▶ WHAT TO WORK ON: Omit every image, and transcribe the remaining entries exactly as given.
*****
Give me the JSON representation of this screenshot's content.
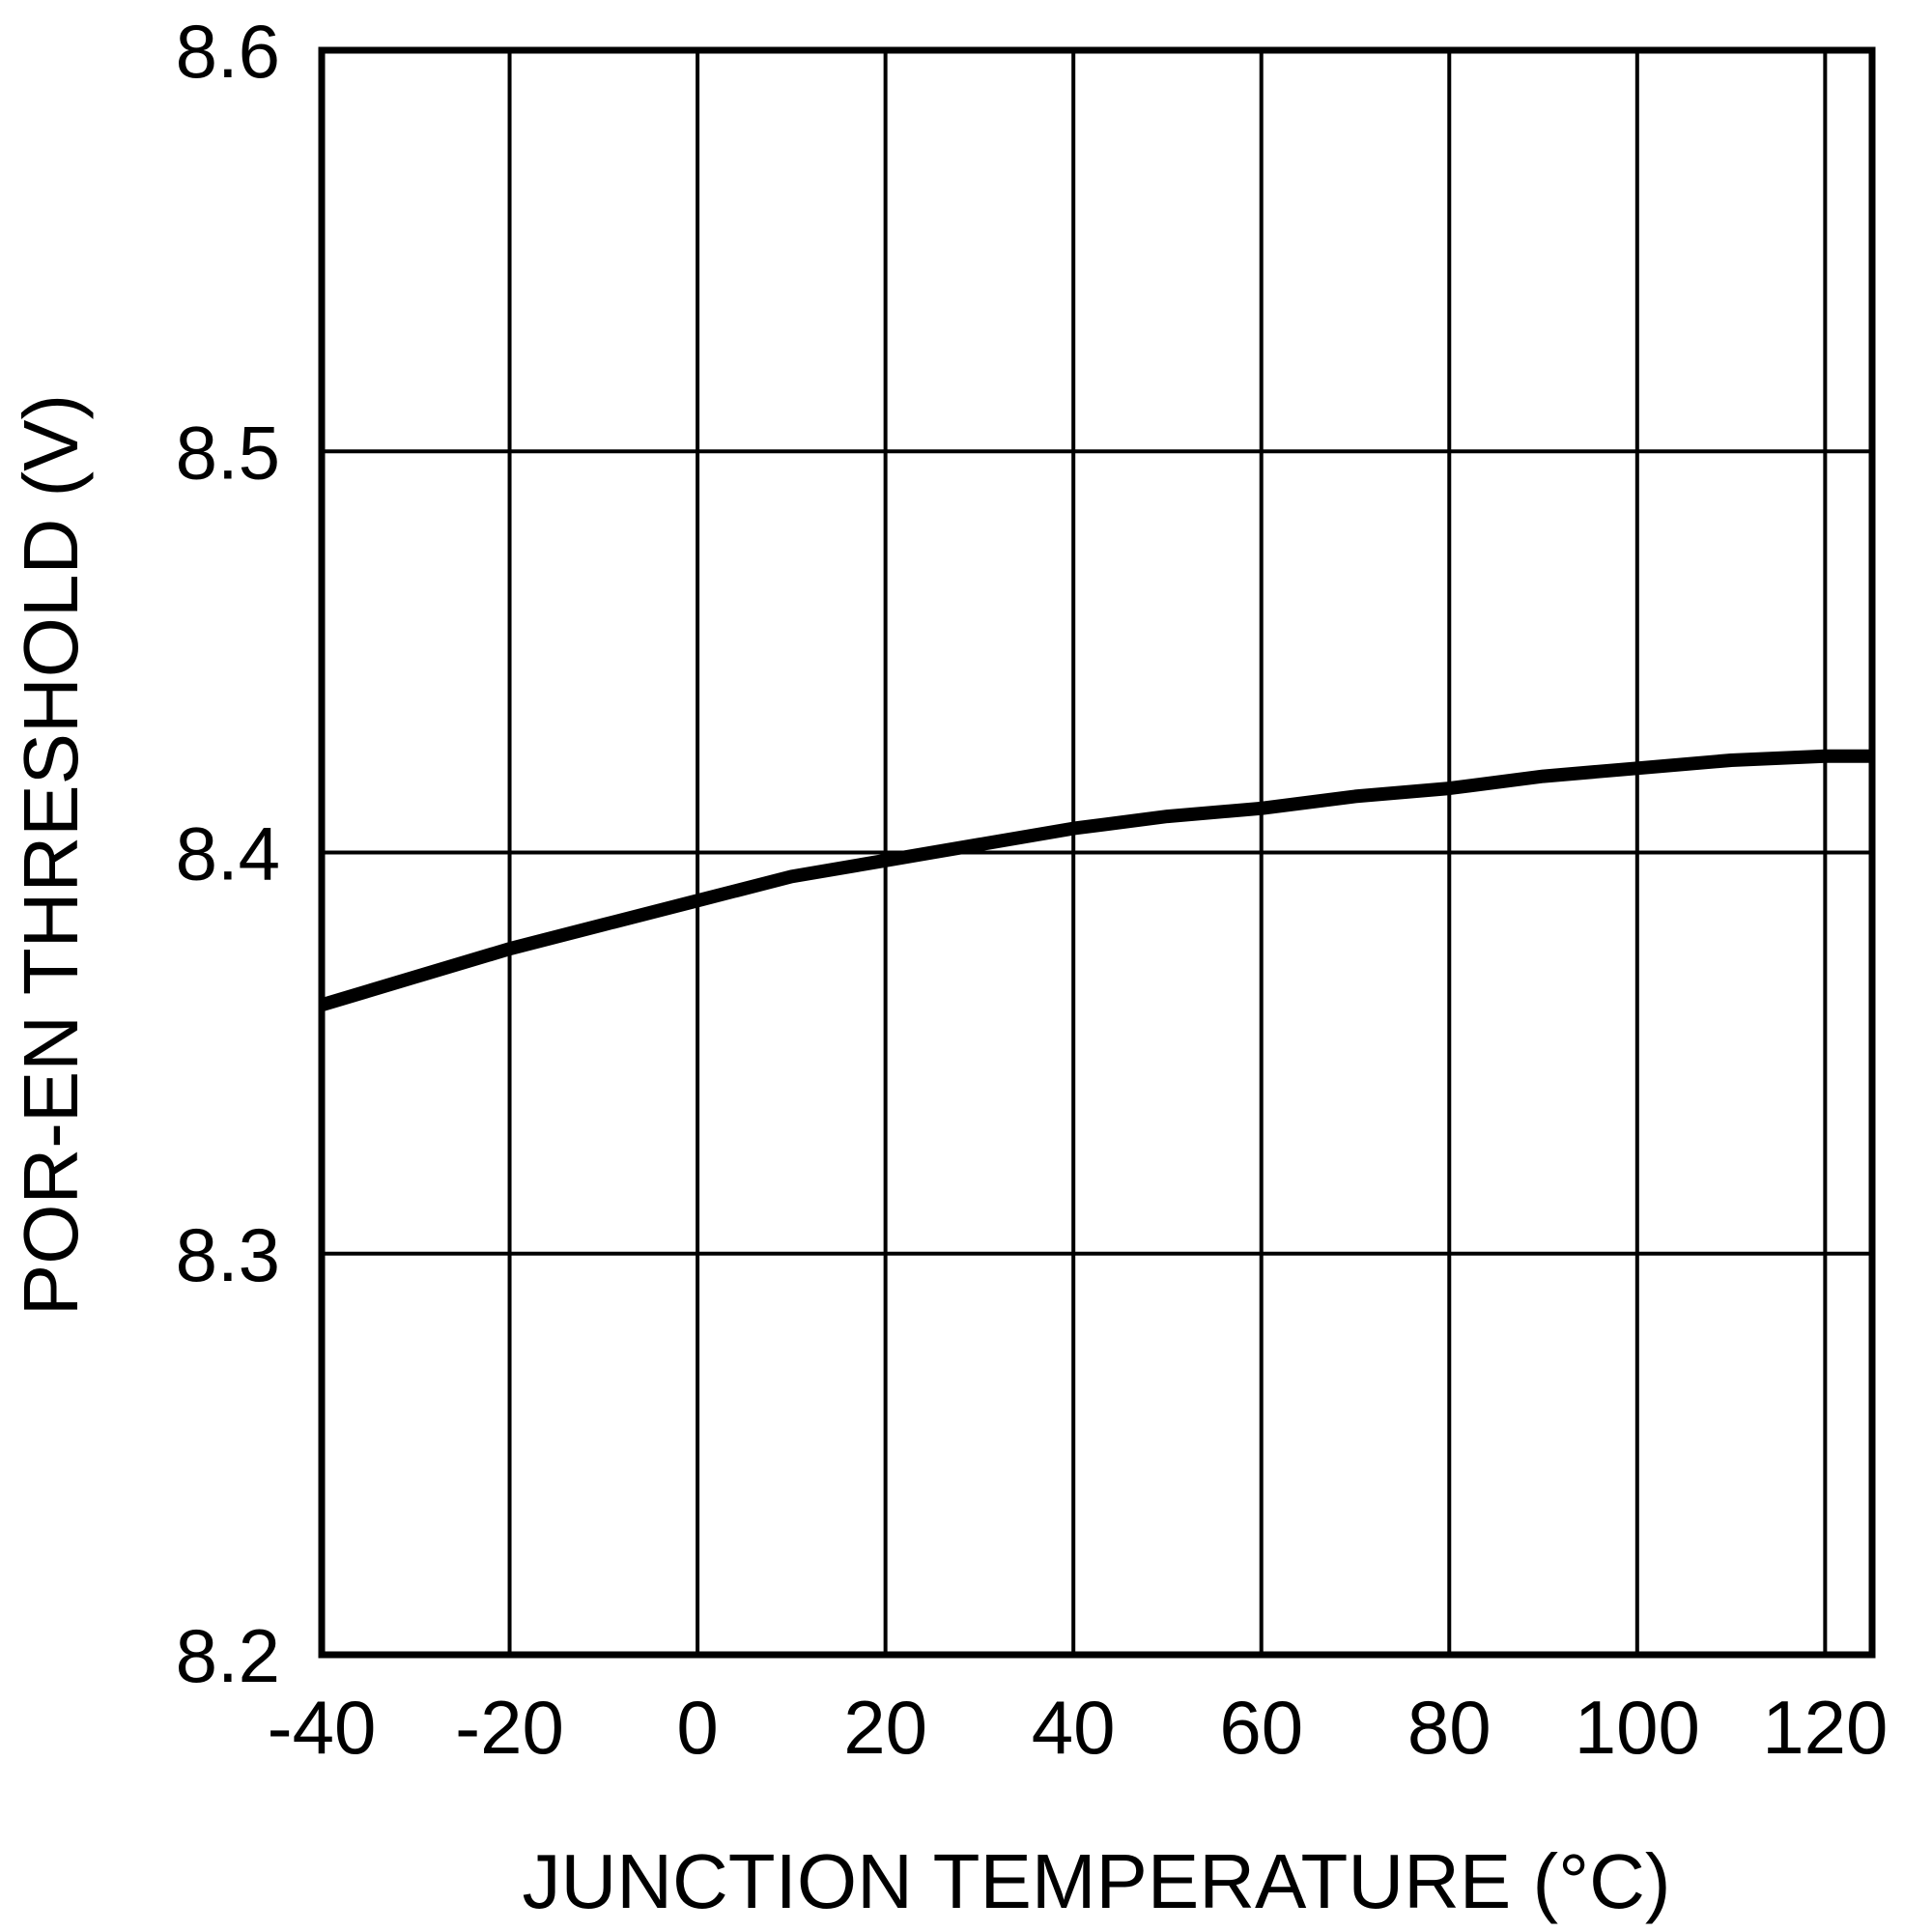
{
  "chart_data": {
    "type": "line",
    "title": "",
    "xlabel": "JUNCTION TEMPERATURE (°C)",
    "ylabel": "POR-EN THRESHOLD (V)",
    "xlim": [
      -40,
      125
    ],
    "ylim": [
      8.2,
      8.6
    ],
    "xticks": [
      -40,
      -20,
      0,
      20,
      40,
      60,
      80,
      100,
      120
    ],
    "xtick_labels": [
      "-40",
      "-20",
      "0",
      "20",
      "40",
      "60",
      "80",
      "100",
      "120"
    ],
    "yticks": [
      8.2,
      8.3,
      8.4,
      8.5,
      8.6
    ],
    "ytick_labels": [
      "8.2",
      "8.3",
      "8.4",
      "8.5",
      "8.6"
    ],
    "grid": true,
    "legend": "none",
    "series": [
      {
        "name": "POR-EN threshold",
        "color": "#000000",
        "x": [
          -40,
          -30,
          -20,
          -10,
          0,
          10,
          20,
          30,
          40,
          50,
          60,
          70,
          80,
          90,
          100,
          110,
          120,
          125
        ],
        "y": [
          8.362,
          8.369,
          8.376,
          8.382,
          8.388,
          8.394,
          8.398,
          8.402,
          8.406,
          8.409,
          8.411,
          8.414,
          8.416,
          8.419,
          8.421,
          8.423,
          8.424,
          8.424
        ]
      }
    ]
  }
}
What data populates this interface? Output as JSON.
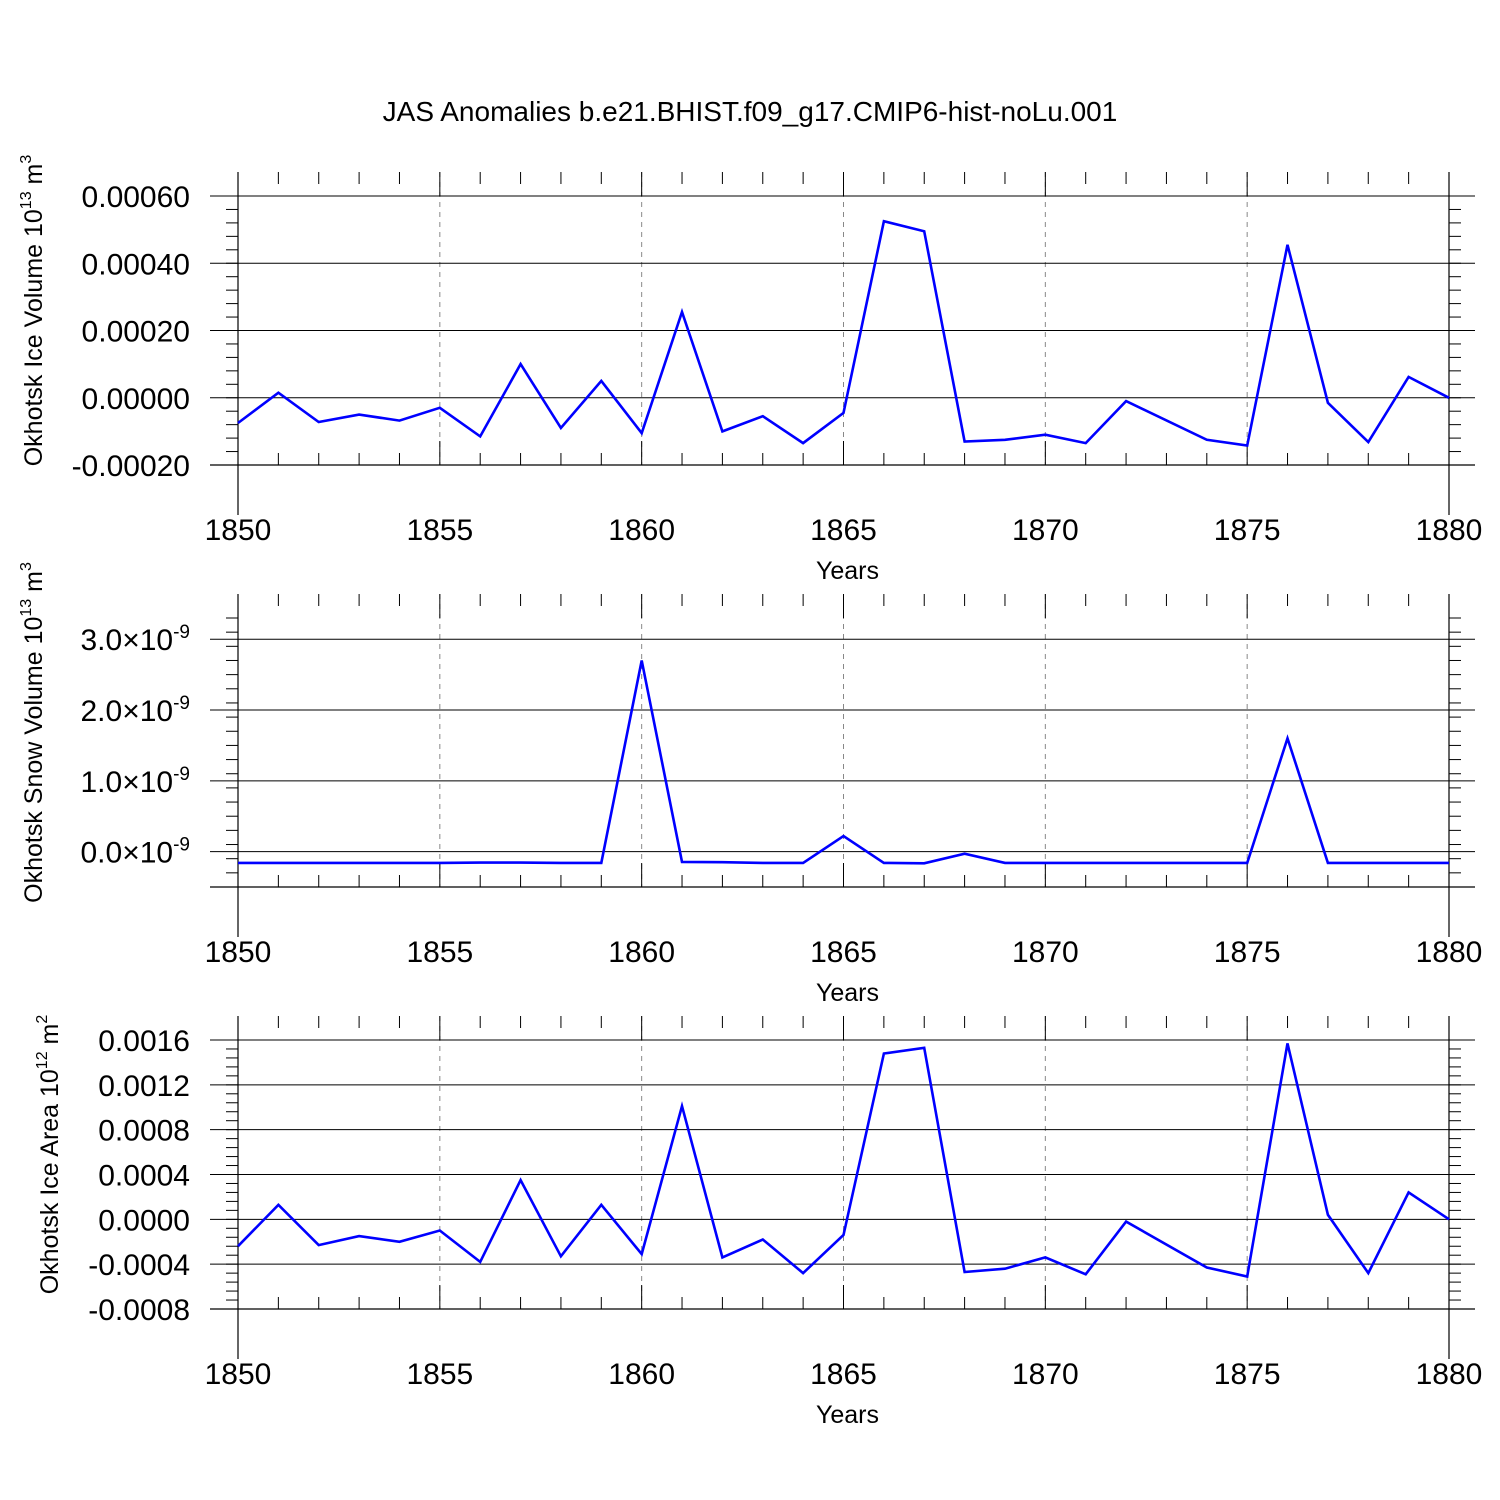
*****
▶ TASK OUTPUT:
Give me the JSON representation of this screenshot's content.
{
  "chart_data": {
    "type": "line",
    "title": "",
    "xlabel": "JUNCTION TEMPERATURE (°C)",
    "ylabel": "POR-EN THRESHOLD (V)",
    "xlim": [
      -40,
      125
    ],
    "ylim": [
      8.2,
      8.6
    ],
    "xticks": [
      -40,
      -20,
      0,
      20,
      40,
      60,
      80,
      100,
      120
    ],
    "xtick_labels": [
      "-40",
      "-20",
      "0",
      "20",
      "40",
      "60",
      "80",
      "100",
      "120"
    ],
    "yticks": [
      8.2,
      8.3,
      8.4,
      8.5,
      8.6
    ],
    "ytick_labels": [
      "8.2",
      "8.3",
      "8.4",
      "8.5",
      "8.6"
    ],
    "grid": true,
    "legend": "none",
    "series": [
      {
        "name": "POR-EN threshold",
        "color": "#000000",
        "x": [
          -40,
          -30,
          -20,
          -10,
          0,
          10,
          20,
          30,
          40,
          50,
          60,
          70,
          80,
          90,
          100,
          110,
          120,
          125
        ],
        "y": [
          8.362,
          8.369,
          8.376,
          8.382,
          8.388,
          8.394,
          8.398,
          8.402,
          8.406,
          8.409,
          8.411,
          8.414,
          8.416,
          8.419,
          8.421,
          8.423,
          8.424,
          8.424
        ]
      }
    ]
  }
}
What data populates this interface? Output as JSON.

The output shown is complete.